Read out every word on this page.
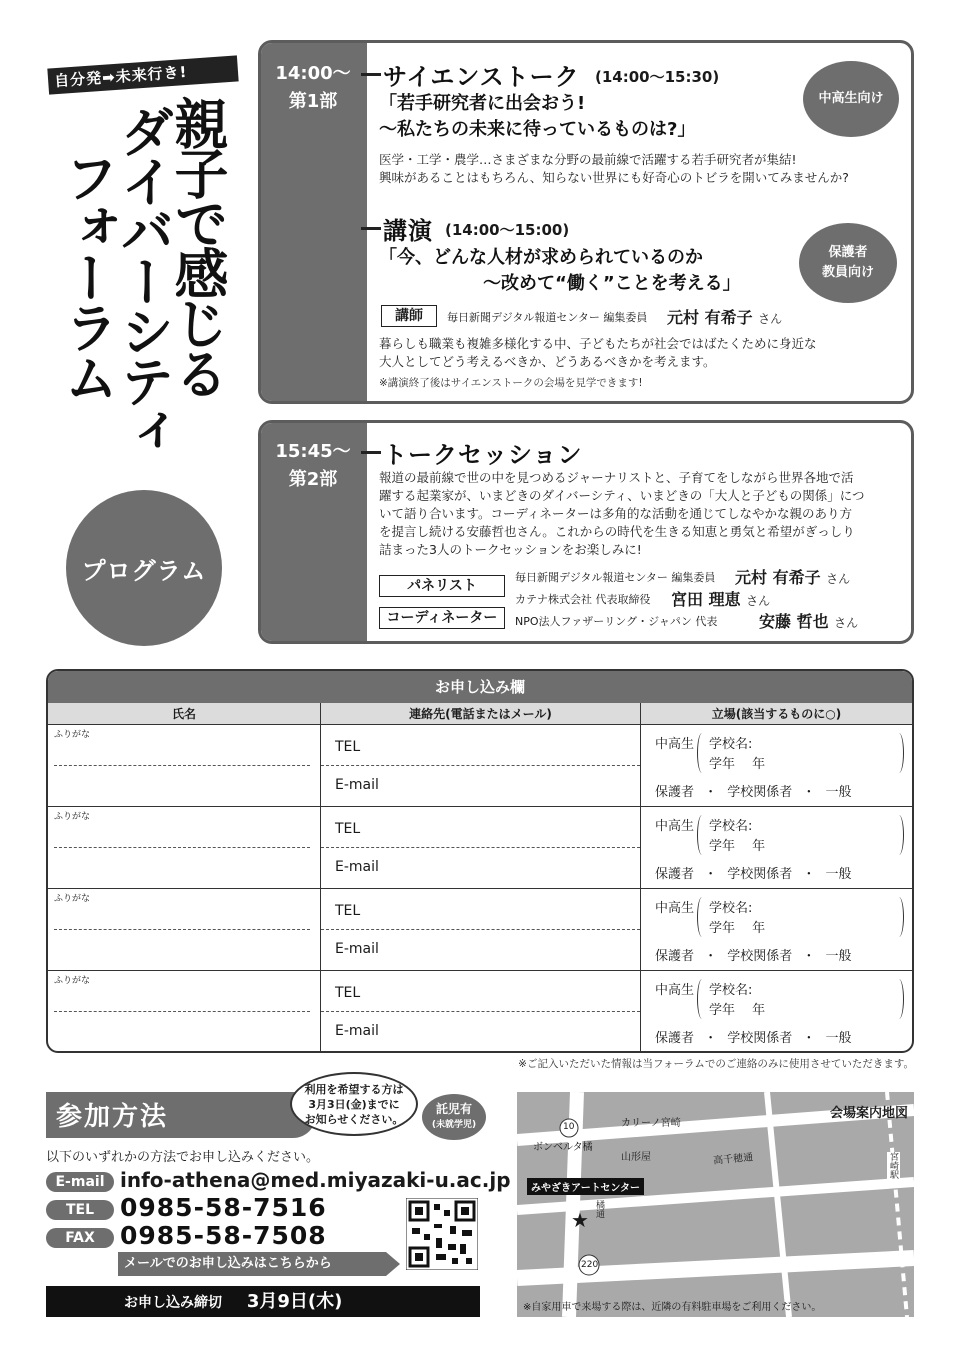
自分発➡未来行き!
親子で感じる
ダイバーシティ
フォーラム
プログラム
14:00〜
第1部
サイエンストーク (14:00〜15:30)
「若手研究者に出会おう!
〜私たちの未来に待っているものは?」
中高生向け
医学・工学・農学…さまざまな分野の最前線で活躍する若手研究者が集結!
興味があることはもちろん、知らない世界にも好奇心のトビラを開いてみませんか?
講演 (14:00〜15:00)
「今、どんな人材が求められているのか
〜改めて“働く”ことを考える」
保護者
教員向け
講師	毎日新聞デジタル報道センター 編集委員 元村 有希子 さん
暮らしも職業も複雑多様化する中、子どもたちが社会ではばたくために身近な
大人としてどう考えるべきか、どうあるべきかを考えます。
※講演終了後はサイエンストークの会場を見学できます!
15:45〜
第2部
トークセッション
報道の最前線で世の中を見つめるジャーナリストと、子育てをしながら世界各地で活
躍する起業家が、いまどきのダイバーシティ、いまどきの「大人と子どもの関係」につ
いて語り合います。コーディネーターは多角的な活動を通じてしなやかな親のあり方
を提言し続ける安藤哲也さん。これからの時代を生きる知恵と勇気と希望がぎっしり
詰まった3人のトークセッションをお楽しみに!
パネリスト
毎日新聞デジタル報道センター 編集委員 元村 有希子 さん
カテナ株式会社 代表取締役 宮田 理恵 さん
コーディネーター	NPO法人ファザーリング・ジャパン 代表	安藤 哲也 さん
お申し込み欄
氏名	連絡先(電話またはメール)	立場(該当するものに○)
ふりがな
TEL
E-mail
中高生 学校名:
学年 　年
保護者 ・ 学校関係者 ・ 一般
ふりがな
TEL
E-mail
中高生 学校名:
学年 　年
保護者 ・ 学校関係者 ・ 一般
ふりがな
TEL
E-mail
中高生 学校名:
学年 　年
保護者 ・ 学校関係者 ・ 一般
ふりがな
TEL
E-mail
中高生 学校名:
学年 　年
保護者 ・ 学校関係者 ・ 一般
※ご記入いただいた情報は当フォーラムでのご連絡のみに使用させていただきます。
参加方法
利用を希望する方は
3月3日(金)までに
お知らせください。
託児有
(未就学児)
以下のいずれかの方法でお申し込みください。
E-mail info-athena@med.miyazaki-u.ac.jp
TEL	0985-58-7516
FAX	0985-58-7508
メールでのお申し込みはこちらから
お申し込み締切 3月9日(木)
会場案内地図
10
220
カリーノ宮崎
ボンベルタ橘
山形屋	高千穂通	宮崎駅
みやざきアートセンター
★ 橘通
※自家用車で来場する際は、近隣の有料駐車場をご利用ください。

++++++++

**Your goal:**
From the listing, extract all text exactly as given and drop any picture.

**Task response:**
Read out every word on this page.
自分発➡未来行き!
親子で感じる
ダイバーシティ
フォーラム
プログラム
14:00〜
第1部
サイエンストーク (14:00〜15:30)
「若手研究者に出会おう!
〜私たちの未来に待っているものは?」
中高生向け
医学・工学・農学…さまざまな分野の最前線で活躍する若手研究者が集結!
興味があることはもちろん、知らない世界にも好奇心のトビラを開いてみませんか?
講演 (14:00〜15:00)
「今、どんな人材が求められているのか
〜改めて“働く”ことを考える」
保護者
教員向け
講師	毎日新聞デジタル報道センター 編集委員 元村 有希子 さん
暮らしも職業も複雑多様化する中、子どもたちが社会ではばたくために身近な
大人としてどう考えるべきか、どうあるべきかを考えます。
※講演終了後はサイエンストークの会場を見学できます!
15:45〜
第2部
トークセッション
報道の最前線で世の中を見つめるジャーナリストと、子育てをしながら世界各地で活
躍する起業家が、いまどきのダイバーシティ、いまどきの「大人と子どもの関係」につ
いて語り合います。コーディネーターは多角的な活動を通じてしなやかな親のあり方
を提言し続ける安藤哲也さん。これからの時代を生きる知恵と勇気と希望がぎっしり
詰まった3人のトークセッションをお楽しみに!
パネリスト
毎日新聞デジタル報道センター 編集委員 元村 有希子 さん
カテナ株式会社 代表取締役 宮田 理恵 さん
コーディネーター	NPO法人ファザーリング・ジャパン 代表	安藤 哲也 さん
お申し込み欄
氏名	連絡先(電話またはメール)	立場(該当するものに○)
ふりがな
TEL
E-mail
中高生 学校名:
学年 　年
保護者 ・ 学校関係者 ・ 一般
ふりがな
TEL
E-mail
中高生 学校名:
学年 　年
保護者 ・ 学校関係者 ・ 一般
ふりがな
TEL
E-mail
中高生 学校名:
学年 　年
保護者 ・ 学校関係者 ・ 一般
ふりがな
TEL
E-mail
中高生 学校名:
学年 　年
保護者 ・ 学校関係者 ・ 一般
※ご記入いただいた情報は当フォーラムでのご連絡のみに使用させていただきます。
参加方法
利用を希望する方は
3月3日(金)までに
お知らせください。
託児有
(未就学児)
以下のいずれかの方法でお申し込みください。
E-mail info-athena@med.miyazaki-u.ac.jp
TEL	0985-58-7516
FAX	0985-58-7508
メールでのお申し込みはこちらから
お申し込み締切 3月9日(木)
会場案内地図
10
220
カリーノ宮崎
ボンベルタ橘
山形屋	高千穂通	宮崎駅
みやざきアートセンター
★ 橘通
※自家用車で来場する際は、近隣の有料駐車場をご利用ください。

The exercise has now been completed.